◆ Written instruction:
Gather every line from the entries below that includes "репозиторий".

## start Supplied data

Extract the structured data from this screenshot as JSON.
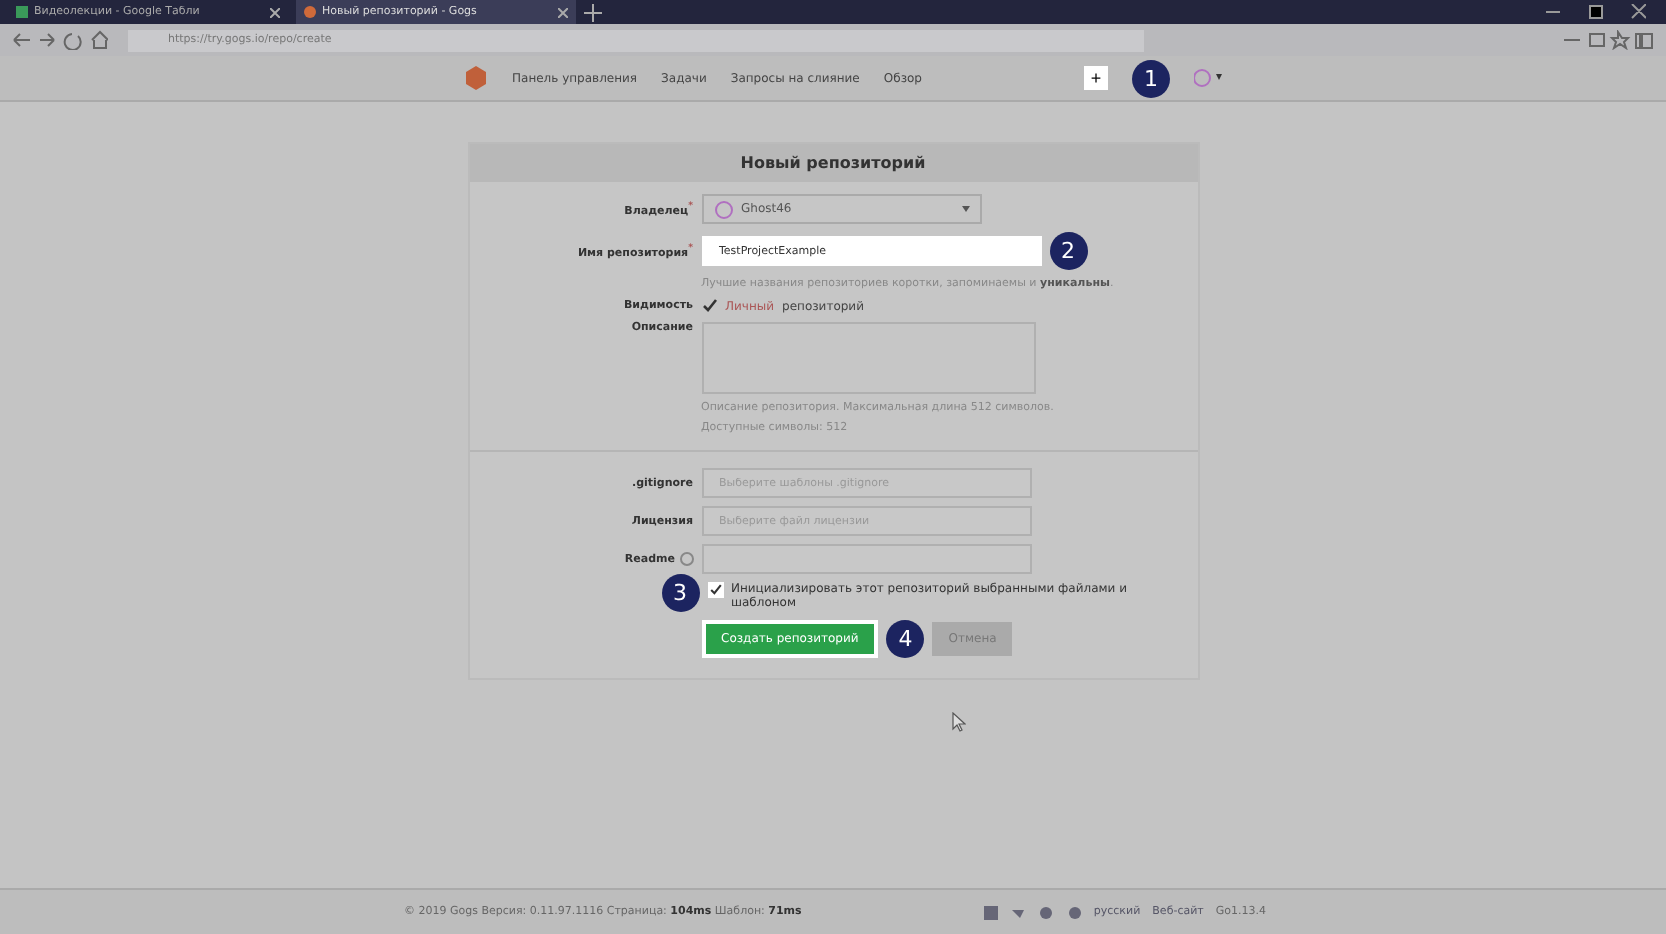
{
  "browser": {
    "tabs": [
      {
        "title": "Видеолекции - Google Табли",
        "selected": false
      },
      {
        "title": "Новый репозиторий - Gogs",
        "selected": true
      }
    ],
    "url": "https://try.gogs.io/repo/create"
  },
  "nav": {
    "items": [
      "Панель управления",
      "Задачи",
      "Запросы на слияние",
      "Обзор"
    ],
    "plus": "+"
  },
  "form": {
    "title": "Новый репозиторий",
    "owner": {
      "label": "Владелец$^{*}$",
      "value": "Ghost46"
    },
    "name": {
      "label": "Имя репозитория$^{*}$",
      "value": "TestProjectExample",
      "hint": "Лучшие названия репозиториев коротки, запоминаемы и **уникальны**."
    },
    "visibility": {
      "label": "Видимость",
      "checked": true,
      "private": "Личный",
      "text": "репозиторий"
    },
    "description": {
      "label": "Описание",
      "hint": "Описание репозитория. Максимальная длина 512 символов.",
      "available": "Доступные символы: 512"
    },
    "gitignore": {
      "label": ".gitignore",
      "placeholder": "Выберите шаблоны .gitignore"
    },
    "license": {
      "label": "Лицензия",
      "placeholder": "Выберите файл лицензии"
    },
    "readme": {
      "label": "Readme"
    },
    "init": {
      "checked": true,
      "text": "Инициализировать этот репозиторий выбранными файлами и шаблоном"
    },
    "create": "Создать репозиторий",
    "cancel": "Отмена"
  },
  "annotations": [
    "1",
    "2",
    "3",
    "4"
  ],
  "footer": {
    "text": "© 2019 Gogs Версия: 0.11.97.1116 Страница: **104ms** Шаблон: **71ms**",
    "language": "русский",
    "website": "Веб-сайт",
    "go": "Go1.13.4"
  }
}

## end Supplied data

◆ Response to the exercise:
        "title": "Новый репозиторий - Gogs",
    "title": "Новый репозиторий",
      "text": "репозиторий"
      "text": "Инициализировать этот репозиторий выбранными файлами и шаблоном"
    "create": "Создать репозиторий",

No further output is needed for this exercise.